* [WHAT TO PRODUCE]
Return all lines where the word "tirefons" can be found.

-- -- --

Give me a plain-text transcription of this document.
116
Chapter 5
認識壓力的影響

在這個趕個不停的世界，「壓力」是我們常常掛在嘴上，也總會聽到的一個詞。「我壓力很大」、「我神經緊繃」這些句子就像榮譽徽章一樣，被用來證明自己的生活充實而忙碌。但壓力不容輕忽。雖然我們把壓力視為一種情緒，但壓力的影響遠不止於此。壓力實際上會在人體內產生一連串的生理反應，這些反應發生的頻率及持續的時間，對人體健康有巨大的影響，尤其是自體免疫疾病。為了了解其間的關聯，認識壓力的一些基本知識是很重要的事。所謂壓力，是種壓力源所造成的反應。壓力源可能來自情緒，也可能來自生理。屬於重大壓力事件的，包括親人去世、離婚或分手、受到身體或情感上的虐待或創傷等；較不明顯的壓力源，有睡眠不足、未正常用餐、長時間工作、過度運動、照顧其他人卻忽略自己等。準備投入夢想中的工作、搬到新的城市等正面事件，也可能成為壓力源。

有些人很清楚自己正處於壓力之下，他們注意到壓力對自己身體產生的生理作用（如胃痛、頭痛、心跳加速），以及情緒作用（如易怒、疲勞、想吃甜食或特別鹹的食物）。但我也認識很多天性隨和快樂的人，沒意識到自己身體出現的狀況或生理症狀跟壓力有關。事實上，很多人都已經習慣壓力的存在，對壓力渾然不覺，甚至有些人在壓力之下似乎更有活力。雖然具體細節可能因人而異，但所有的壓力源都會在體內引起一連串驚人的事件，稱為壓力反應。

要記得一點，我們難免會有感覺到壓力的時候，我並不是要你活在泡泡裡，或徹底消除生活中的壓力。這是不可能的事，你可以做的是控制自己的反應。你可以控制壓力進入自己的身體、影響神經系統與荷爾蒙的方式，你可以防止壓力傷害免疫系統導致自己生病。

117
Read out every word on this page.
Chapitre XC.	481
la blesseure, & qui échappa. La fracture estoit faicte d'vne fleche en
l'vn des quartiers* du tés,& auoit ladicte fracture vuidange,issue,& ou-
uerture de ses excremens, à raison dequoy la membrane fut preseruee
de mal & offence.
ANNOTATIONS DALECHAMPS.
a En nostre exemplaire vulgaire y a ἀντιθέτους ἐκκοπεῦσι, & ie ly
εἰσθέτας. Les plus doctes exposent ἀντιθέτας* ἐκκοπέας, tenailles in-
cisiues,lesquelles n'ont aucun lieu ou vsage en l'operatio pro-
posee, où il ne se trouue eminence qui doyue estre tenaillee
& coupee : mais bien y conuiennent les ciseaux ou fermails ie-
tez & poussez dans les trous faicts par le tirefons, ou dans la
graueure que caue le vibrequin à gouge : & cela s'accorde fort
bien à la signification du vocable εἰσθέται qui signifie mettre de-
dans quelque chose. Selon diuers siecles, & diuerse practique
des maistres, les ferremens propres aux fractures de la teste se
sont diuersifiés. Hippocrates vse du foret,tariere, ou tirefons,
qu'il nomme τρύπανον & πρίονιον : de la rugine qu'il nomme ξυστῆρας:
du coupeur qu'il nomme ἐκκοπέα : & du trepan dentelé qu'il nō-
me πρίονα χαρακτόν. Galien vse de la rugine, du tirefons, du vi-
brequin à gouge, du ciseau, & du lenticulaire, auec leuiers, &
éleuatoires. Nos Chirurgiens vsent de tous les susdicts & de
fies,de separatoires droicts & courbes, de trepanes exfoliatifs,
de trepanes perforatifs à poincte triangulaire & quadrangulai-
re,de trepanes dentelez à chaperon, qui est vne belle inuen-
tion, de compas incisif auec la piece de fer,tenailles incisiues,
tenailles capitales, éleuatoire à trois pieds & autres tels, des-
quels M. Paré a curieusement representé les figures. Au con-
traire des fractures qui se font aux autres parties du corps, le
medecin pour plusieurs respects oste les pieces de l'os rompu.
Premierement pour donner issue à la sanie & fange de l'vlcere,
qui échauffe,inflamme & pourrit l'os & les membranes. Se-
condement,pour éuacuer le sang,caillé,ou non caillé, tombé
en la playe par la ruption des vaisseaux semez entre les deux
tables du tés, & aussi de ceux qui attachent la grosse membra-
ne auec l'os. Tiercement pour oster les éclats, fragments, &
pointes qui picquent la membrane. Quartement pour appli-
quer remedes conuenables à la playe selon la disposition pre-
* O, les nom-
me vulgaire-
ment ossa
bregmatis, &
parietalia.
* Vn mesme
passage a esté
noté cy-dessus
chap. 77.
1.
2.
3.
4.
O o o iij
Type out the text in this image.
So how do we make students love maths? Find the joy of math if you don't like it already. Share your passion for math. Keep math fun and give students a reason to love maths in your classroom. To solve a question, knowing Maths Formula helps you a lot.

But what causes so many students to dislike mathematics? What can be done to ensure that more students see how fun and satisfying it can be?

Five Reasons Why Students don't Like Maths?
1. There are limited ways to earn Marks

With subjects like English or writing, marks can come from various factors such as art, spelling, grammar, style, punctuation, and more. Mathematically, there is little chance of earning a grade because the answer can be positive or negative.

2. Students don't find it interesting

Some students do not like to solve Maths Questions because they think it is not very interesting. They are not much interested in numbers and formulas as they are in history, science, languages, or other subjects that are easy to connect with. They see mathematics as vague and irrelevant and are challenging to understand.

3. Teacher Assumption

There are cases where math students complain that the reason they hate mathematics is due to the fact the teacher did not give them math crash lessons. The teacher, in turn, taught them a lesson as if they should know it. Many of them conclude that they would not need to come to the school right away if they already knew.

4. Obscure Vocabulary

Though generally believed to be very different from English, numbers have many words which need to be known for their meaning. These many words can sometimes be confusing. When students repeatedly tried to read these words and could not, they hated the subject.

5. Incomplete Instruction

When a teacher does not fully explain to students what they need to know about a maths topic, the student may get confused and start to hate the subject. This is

-- -- --

* [CORRECT RESPONSE]
tez & poussez dans les trous faicts par le tirefons, ou dans la
sont diuersifiés. Hippocrates vse du foret,tariere, ou tirefons,
me πρίονα χαρακτόν. Galien vse de la rugine, du tirefons, du vi-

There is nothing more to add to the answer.